#### THE REQUEST:
From the records below, pull each line that has "TradingView".
********************
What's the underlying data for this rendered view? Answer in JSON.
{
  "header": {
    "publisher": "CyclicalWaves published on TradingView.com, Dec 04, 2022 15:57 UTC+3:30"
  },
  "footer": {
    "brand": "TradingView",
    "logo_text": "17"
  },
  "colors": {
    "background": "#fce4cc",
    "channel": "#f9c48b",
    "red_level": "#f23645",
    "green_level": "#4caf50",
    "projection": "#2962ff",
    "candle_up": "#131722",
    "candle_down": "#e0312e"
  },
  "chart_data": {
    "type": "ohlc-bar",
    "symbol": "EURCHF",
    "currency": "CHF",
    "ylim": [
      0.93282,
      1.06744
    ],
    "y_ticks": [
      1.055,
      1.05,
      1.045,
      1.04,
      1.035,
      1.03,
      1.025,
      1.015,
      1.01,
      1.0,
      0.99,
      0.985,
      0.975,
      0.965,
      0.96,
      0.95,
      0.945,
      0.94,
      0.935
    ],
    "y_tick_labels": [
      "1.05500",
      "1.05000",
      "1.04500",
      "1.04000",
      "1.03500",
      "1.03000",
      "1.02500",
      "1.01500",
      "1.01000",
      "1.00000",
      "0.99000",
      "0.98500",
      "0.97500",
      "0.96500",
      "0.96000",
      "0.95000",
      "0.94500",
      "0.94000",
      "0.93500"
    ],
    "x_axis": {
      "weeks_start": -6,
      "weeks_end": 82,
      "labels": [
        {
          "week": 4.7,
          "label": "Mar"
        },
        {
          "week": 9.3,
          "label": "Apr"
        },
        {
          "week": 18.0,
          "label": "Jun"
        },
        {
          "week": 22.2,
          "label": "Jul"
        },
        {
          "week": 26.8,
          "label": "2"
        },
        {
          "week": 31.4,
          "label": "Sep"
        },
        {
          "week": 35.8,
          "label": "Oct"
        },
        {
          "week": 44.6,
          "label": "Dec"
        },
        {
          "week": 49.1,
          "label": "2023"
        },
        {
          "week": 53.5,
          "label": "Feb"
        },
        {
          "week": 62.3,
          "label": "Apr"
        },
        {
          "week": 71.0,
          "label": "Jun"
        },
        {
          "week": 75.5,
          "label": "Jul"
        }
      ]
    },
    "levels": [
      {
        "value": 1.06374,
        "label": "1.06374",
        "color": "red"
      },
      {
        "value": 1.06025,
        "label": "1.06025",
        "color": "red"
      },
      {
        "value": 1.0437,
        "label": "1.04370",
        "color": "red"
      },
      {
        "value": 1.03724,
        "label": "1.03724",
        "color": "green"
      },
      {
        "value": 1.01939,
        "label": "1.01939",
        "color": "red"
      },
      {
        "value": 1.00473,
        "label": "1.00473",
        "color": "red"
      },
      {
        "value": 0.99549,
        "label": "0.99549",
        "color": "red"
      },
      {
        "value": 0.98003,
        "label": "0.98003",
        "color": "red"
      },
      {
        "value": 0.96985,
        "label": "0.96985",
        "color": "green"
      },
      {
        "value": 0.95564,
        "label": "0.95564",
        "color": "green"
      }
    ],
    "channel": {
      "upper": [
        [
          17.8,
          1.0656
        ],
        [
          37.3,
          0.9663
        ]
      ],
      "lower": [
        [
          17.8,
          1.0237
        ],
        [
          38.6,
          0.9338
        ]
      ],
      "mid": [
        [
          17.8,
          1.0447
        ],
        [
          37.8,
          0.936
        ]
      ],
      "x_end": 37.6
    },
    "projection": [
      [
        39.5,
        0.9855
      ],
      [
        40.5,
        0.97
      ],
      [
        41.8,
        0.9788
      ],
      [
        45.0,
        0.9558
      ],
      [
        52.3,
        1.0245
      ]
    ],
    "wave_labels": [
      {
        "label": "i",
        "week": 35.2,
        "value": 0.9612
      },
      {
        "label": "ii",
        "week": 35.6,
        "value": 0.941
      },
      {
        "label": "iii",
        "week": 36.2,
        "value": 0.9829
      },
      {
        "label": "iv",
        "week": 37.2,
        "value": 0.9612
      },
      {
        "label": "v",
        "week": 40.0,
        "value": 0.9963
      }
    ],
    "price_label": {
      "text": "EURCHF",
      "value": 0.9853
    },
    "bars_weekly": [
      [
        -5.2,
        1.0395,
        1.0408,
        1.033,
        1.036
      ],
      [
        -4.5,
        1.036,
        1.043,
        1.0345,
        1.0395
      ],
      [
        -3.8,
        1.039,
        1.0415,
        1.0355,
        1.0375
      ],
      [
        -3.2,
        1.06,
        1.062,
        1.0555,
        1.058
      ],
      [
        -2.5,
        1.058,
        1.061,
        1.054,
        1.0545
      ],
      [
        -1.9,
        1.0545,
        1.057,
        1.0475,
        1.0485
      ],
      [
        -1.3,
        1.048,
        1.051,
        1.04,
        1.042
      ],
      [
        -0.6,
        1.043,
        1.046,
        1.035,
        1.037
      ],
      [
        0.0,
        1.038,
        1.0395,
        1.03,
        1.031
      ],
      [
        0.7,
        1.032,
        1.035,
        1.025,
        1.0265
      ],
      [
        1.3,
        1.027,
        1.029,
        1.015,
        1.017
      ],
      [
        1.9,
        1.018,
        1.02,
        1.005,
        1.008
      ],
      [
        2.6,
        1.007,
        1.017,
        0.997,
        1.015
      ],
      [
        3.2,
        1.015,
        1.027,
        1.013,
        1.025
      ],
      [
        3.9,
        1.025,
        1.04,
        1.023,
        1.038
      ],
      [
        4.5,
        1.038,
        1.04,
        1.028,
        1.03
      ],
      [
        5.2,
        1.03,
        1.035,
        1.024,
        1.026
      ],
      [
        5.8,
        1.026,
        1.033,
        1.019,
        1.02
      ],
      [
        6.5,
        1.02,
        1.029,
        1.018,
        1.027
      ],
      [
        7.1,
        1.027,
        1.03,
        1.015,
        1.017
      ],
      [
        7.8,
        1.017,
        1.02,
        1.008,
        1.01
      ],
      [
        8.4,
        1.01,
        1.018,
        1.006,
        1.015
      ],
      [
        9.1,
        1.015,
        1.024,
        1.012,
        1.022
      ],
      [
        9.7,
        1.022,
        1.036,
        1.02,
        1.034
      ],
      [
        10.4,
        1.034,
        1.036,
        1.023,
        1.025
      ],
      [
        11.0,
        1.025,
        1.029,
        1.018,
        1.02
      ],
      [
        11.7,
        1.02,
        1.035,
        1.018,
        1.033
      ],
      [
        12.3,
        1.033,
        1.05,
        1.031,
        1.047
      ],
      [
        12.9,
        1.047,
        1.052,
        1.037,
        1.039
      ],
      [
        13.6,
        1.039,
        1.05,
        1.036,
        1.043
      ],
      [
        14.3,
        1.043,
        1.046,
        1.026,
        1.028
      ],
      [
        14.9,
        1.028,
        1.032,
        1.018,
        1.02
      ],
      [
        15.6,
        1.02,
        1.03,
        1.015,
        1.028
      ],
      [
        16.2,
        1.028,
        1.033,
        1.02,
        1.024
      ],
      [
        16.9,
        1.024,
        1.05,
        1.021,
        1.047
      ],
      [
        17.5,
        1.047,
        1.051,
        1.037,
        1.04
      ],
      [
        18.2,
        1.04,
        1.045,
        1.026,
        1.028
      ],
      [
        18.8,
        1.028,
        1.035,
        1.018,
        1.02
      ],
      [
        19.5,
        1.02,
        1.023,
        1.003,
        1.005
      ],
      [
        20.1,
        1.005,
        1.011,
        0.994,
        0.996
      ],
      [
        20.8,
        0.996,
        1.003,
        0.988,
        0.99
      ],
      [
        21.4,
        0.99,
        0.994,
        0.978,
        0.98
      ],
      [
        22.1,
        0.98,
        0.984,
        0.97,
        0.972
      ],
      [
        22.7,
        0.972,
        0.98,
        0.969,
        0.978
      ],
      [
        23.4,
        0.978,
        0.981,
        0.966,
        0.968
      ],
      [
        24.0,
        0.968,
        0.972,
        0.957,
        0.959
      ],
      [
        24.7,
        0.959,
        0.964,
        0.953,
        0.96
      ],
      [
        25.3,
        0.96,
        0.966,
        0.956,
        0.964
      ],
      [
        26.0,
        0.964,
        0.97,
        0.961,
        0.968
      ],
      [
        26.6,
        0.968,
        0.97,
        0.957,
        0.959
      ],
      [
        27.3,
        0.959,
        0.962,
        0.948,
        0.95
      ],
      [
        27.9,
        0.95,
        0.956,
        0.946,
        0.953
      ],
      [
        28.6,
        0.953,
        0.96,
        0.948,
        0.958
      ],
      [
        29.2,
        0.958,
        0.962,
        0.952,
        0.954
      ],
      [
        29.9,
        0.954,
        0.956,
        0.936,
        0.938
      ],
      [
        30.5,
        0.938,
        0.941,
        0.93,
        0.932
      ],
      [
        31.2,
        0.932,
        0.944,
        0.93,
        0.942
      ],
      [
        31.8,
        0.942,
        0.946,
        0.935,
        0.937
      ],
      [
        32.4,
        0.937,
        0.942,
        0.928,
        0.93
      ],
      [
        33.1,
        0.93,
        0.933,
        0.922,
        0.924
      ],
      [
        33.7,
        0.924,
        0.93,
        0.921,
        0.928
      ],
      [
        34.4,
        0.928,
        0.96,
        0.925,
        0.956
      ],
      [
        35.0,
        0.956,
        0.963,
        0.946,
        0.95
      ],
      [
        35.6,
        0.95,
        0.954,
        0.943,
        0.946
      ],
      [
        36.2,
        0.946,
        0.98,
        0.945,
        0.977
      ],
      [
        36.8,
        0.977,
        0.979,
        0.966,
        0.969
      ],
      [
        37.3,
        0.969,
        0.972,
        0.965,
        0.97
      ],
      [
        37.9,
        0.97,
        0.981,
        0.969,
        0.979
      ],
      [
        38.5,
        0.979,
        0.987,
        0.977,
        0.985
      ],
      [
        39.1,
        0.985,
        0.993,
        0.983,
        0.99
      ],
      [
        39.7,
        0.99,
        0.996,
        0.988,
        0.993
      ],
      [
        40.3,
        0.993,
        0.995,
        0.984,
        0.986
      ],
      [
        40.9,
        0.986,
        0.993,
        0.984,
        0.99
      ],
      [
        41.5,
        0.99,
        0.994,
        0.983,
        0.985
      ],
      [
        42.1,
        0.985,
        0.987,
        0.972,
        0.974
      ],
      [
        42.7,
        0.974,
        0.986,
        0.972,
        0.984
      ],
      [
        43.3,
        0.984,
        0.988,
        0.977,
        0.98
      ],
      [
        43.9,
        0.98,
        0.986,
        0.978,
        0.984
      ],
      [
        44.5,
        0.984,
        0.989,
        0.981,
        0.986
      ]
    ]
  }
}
********************
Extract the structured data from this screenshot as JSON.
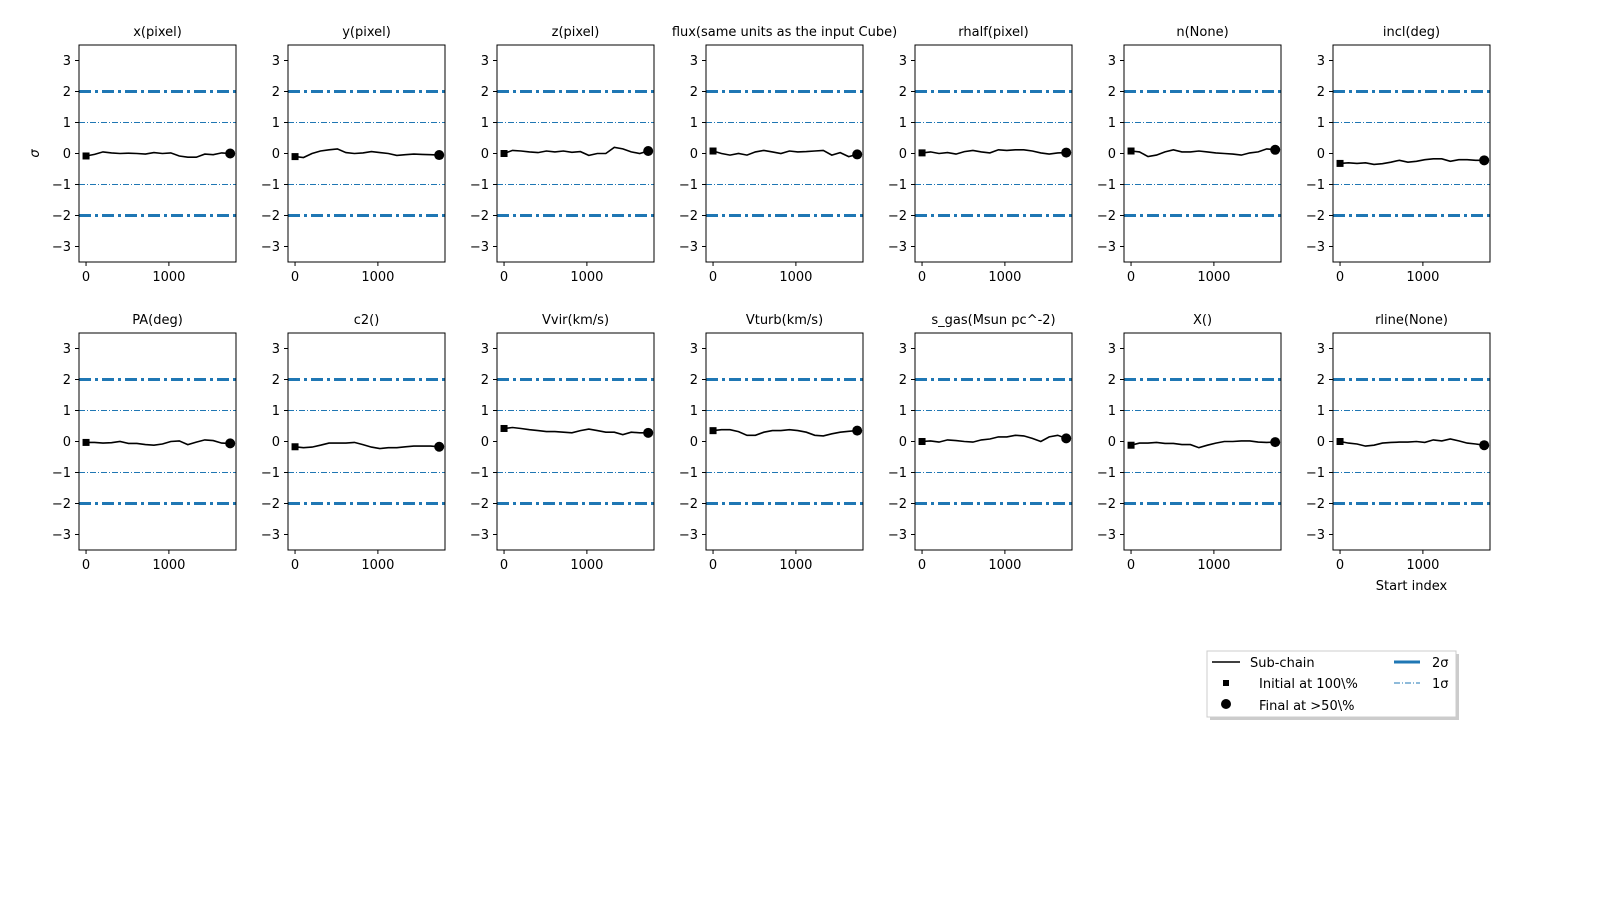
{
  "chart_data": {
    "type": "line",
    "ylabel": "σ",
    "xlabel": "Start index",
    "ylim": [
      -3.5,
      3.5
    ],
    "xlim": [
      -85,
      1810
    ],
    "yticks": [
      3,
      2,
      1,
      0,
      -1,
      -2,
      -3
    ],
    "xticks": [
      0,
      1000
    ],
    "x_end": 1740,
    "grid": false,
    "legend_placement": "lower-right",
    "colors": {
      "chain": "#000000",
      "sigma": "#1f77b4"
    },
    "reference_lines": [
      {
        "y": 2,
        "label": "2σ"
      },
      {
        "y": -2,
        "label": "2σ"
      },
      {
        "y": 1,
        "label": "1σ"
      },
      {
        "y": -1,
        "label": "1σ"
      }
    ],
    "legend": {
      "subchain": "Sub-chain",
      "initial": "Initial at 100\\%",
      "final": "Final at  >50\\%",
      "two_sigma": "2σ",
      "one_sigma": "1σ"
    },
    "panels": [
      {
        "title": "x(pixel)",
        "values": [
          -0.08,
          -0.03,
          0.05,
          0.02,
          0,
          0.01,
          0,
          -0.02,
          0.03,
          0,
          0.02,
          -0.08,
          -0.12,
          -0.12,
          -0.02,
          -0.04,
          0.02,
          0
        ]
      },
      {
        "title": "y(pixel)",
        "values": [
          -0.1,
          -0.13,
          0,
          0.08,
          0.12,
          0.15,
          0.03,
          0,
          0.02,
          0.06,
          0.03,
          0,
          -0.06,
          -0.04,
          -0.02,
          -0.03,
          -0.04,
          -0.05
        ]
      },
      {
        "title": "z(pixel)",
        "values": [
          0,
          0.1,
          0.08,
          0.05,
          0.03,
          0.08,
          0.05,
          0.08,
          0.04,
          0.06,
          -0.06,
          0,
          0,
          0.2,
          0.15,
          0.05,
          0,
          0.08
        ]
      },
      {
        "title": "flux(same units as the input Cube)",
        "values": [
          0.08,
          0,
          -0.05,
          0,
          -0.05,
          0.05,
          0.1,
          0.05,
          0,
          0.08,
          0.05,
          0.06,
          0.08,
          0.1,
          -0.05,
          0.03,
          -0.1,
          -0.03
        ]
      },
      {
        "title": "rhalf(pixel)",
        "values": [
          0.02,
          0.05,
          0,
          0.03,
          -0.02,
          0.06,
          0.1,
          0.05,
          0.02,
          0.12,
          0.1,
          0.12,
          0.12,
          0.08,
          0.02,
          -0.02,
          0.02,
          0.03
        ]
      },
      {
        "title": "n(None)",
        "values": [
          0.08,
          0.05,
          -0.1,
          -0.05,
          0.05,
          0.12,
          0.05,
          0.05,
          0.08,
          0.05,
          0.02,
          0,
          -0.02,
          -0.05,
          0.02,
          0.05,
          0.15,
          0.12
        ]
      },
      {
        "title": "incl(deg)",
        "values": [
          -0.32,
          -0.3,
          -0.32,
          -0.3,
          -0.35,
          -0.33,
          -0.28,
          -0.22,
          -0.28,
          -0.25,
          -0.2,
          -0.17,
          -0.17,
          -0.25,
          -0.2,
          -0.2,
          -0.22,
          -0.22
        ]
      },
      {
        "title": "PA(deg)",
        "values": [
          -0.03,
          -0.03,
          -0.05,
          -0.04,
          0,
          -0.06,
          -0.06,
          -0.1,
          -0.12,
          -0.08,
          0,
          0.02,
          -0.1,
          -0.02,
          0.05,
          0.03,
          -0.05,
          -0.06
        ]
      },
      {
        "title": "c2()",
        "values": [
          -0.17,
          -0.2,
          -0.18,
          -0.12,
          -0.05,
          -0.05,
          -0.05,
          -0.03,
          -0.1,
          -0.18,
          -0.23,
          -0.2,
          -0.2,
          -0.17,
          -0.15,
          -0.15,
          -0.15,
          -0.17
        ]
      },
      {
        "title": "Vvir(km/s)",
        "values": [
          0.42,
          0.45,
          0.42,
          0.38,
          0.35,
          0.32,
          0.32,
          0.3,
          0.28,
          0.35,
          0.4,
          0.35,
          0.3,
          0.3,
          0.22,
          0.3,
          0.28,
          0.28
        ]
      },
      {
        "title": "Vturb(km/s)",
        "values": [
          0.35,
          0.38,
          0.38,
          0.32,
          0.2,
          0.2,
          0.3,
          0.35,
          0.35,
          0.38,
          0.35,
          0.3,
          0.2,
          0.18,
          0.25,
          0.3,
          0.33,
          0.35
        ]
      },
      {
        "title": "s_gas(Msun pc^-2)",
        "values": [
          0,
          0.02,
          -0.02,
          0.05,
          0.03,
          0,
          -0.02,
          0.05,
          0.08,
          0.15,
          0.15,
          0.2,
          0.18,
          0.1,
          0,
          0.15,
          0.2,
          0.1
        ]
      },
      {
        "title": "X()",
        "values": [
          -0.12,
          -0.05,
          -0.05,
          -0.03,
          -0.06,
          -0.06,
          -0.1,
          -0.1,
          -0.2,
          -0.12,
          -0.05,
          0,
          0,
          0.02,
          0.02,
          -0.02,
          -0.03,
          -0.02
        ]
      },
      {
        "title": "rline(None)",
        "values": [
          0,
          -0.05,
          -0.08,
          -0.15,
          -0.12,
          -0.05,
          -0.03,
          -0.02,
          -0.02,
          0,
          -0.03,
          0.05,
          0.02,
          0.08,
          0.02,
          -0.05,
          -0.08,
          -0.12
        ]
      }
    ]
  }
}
********************
#### TASK ANSWER:
    "publisher": "CyclicalWaves published on TradingView.com, Dec 04, 2022 15:57 UTC+3:30"
    "brand": "TradingView",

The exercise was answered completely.